* Begin *
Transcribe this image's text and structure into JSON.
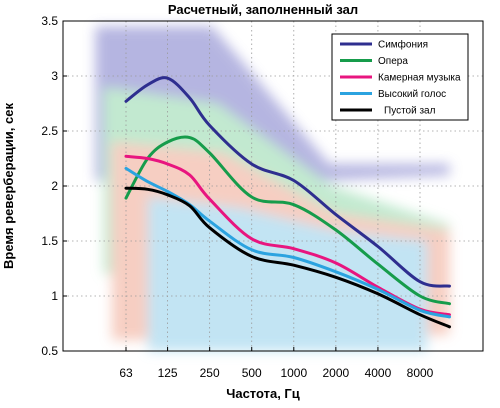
{
  "chart_data": {
    "type": "line",
    "title": "Расчетный,  заполненный зал",
    "xlabel": "Частота, Гц",
    "ylabel": "Время реверберации, сек",
    "x_scale": "log2",
    "x_ticks": [
      63,
      125,
      250,
      500,
      1000,
      2000,
      4000,
      8000
    ],
    "x_tick_labels": [
      "63",
      "125",
      "250",
      "500",
      "1000",
      "2000",
      "4000",
      "8000"
    ],
    "ylim": [
      0.5,
      3.5
    ],
    "y_ticks": [
      0.5,
      1,
      1.5,
      2,
      2.5,
      3,
      3.5
    ],
    "y_tick_labels": [
      "0.5",
      "1",
      "1.5",
      "2",
      "2.5",
      "3",
      "3.5"
    ],
    "grid": true,
    "legend_position": "top-right",
    "series": [
      {
        "name": "Симфония",
        "color": "#2e2e8f",
        "x": [
          63,
          90,
          125,
          180,
          250,
          500,
          1000,
          2000,
          4000,
          8000,
          13000
        ],
        "y": [
          2.77,
          2.92,
          2.98,
          2.8,
          2.55,
          2.2,
          2.05,
          1.74,
          1.45,
          1.13,
          1.09
        ]
      },
      {
        "name": "Опера",
        "color": "#169c4b",
        "x": [
          63,
          90,
          125,
          180,
          250,
          500,
          1000,
          2000,
          4000,
          8000,
          13000
        ],
        "y": [
          1.89,
          2.25,
          2.4,
          2.44,
          2.3,
          1.9,
          1.83,
          1.6,
          1.29,
          1.0,
          0.93
        ]
      },
      {
        "name": "Камерная музыка",
        "color": "#e8157f",
        "x": [
          63,
          90,
          125,
          180,
          250,
          500,
          1000,
          2000,
          4000,
          8000,
          13000
        ],
        "y": [
          2.27,
          2.25,
          2.2,
          2.1,
          1.88,
          1.52,
          1.43,
          1.3,
          1.08,
          0.88,
          0.83
        ]
      },
      {
        "name": "Высокий голос",
        "color": "#2ba3e0",
        "x": [
          63,
          90,
          125,
          180,
          250,
          500,
          1000,
          2000,
          4000,
          8000,
          13000
        ],
        "y": [
          2.16,
          2.04,
          1.95,
          1.83,
          1.68,
          1.42,
          1.35,
          1.22,
          1.06,
          0.87,
          0.81
        ]
      },
      {
        "name": "Пустой зал",
        "color": "#000000",
        "x": [
          63,
          90,
          125,
          180,
          250,
          500,
          1000,
          2000,
          4000,
          8000,
          13000
        ],
        "y": [
          1.98,
          1.97,
          1.92,
          1.82,
          1.62,
          1.36,
          1.28,
          1.17,
          1.02,
          0.83,
          0.72
        ]
      }
    ],
    "background_bands": [
      {
        "color": "#a9a9dc",
        "x": [
          42,
          13000
        ],
        "y_top": [
          3.45,
          3.45,
          2.2,
          2.2
        ],
        "y_bottom": [
          2.05,
          2.0,
          2.05,
          2.1
        ]
      },
      {
        "color": "#b8e6c8",
        "x": [
          48,
          13000
        ],
        "y_top": [
          2.9,
          2.75,
          2.0,
          1.65
        ],
        "y_bottom": [
          1.2,
          1.2,
          1.1,
          0.9
        ]
      },
      {
        "color": "#f5c6b8",
        "x": [
          55,
          13000
        ],
        "y_top": [
          2.4,
          2.3,
          1.75,
          1.6
        ],
        "y_bottom": [
          0.6,
          0.6,
          0.6,
          0.65
        ]
      },
      {
        "color": "#b8e0f2",
        "x": [
          100,
          9000
        ],
        "y_top": [
          1.9,
          1.8,
          1.6,
          1.5
        ],
        "y_bottom": [
          0.5,
          0.5,
          0.5,
          0.5
        ]
      }
    ]
  }
}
* End *
(Problem to solve): All the records above need to be given again word for word. Skip the pictures.

(Task response):
Transcribe this image's text and structure into JSON.
{
  "chart_data": {
    "type": "line",
    "title": "Расчетный,  заполненный зал",
    "xlabel": "Частота, Гц",
    "ylabel": "Время реверберации, сек",
    "x_scale": "log2",
    "x_ticks": [
      63,
      125,
      250,
      500,
      1000,
      2000,
      4000,
      8000
    ],
    "x_tick_labels": [
      "63",
      "125",
      "250",
      "500",
      "1000",
      "2000",
      "4000",
      "8000"
    ],
    "ylim": [
      0.5,
      3.5
    ],
    "y_ticks": [
      0.5,
      1,
      1.5,
      2,
      2.5,
      3,
      3.5
    ],
    "y_tick_labels": [
      "0.5",
      "1",
      "1.5",
      "2",
      "2.5",
      "3",
      "3.5"
    ],
    "grid": true,
    "legend_position": "top-right",
    "series": [
      {
        "name": "Симфония",
        "color": "#2e2e8f",
        "x": [
          63,
          90,
          125,
          180,
          250,
          500,
          1000,
          2000,
          4000,
          8000,
          13000
        ],
        "y": [
          2.77,
          2.92,
          2.98,
          2.8,
          2.55,
          2.2,
          2.05,
          1.74,
          1.45,
          1.13,
          1.09
        ]
      },
      {
        "name": "Опера",
        "color": "#169c4b",
        "x": [
          63,
          90,
          125,
          180,
          250,
          500,
          1000,
          2000,
          4000,
          8000,
          13000
        ],
        "y": [
          1.89,
          2.25,
          2.4,
          2.44,
          2.3,
          1.9,
          1.83,
          1.6,
          1.29,
          1.0,
          0.93
        ]
      },
      {
        "name": "Камерная музыка",
        "color": "#e8157f",
        "x": [
          63,
          90,
          125,
          180,
          250,
          500,
          1000,
          2000,
          4000,
          8000,
          13000
        ],
        "y": [
          2.27,
          2.25,
          2.2,
          2.1,
          1.88,
          1.52,
          1.43,
          1.3,
          1.08,
          0.88,
          0.83
        ]
      },
      {
        "name": "Высокий голос",
        "color": "#2ba3e0",
        "x": [
          63,
          90,
          125,
          180,
          250,
          500,
          1000,
          2000,
          4000,
          8000,
          13000
        ],
        "y": [
          2.16,
          2.04,
          1.95,
          1.83,
          1.68,
          1.42,
          1.35,
          1.22,
          1.06,
          0.87,
          0.81
        ]
      },
      {
        "name": "Пустой зал",
        "color": "#000000",
        "x": [
          63,
          90,
          125,
          180,
          250,
          500,
          1000,
          2000,
          4000,
          8000,
          13000
        ],
        "y": [
          1.98,
          1.97,
          1.92,
          1.82,
          1.62,
          1.36,
          1.28,
          1.17,
          1.02,
          0.83,
          0.72
        ]
      }
    ],
    "background_bands": [
      {
        "color": "#a9a9dc",
        "x": [
          42,
          13000
        ],
        "y_top": [
          3.45,
          3.45,
          2.2,
          2.2
        ],
        "y_bottom": [
          2.05,
          2.0,
          2.05,
          2.1
        ]
      },
      {
        "color": "#b8e6c8",
        "x": [
          48,
          13000
        ],
        "y_top": [
          2.9,
          2.75,
          2.0,
          1.65
        ],
        "y_bottom": [
          1.2,
          1.2,
          1.1,
          0.9
        ]
      },
      {
        "color": "#f5c6b8",
        "x": [
          55,
          13000
        ],
        "y_top": [
          2.4,
          2.3,
          1.75,
          1.6
        ],
        "y_bottom": [
          0.6,
          0.6,
          0.6,
          0.65
        ]
      },
      {
        "color": "#b8e0f2",
        "x": [
          100,
          9000
        ],
        "y_top": [
          1.9,
          1.8,
          1.6,
          1.5
        ],
        "y_bottom": [
          0.5,
          0.5,
          0.5,
          0.5
        ]
      }
    ]
  }
}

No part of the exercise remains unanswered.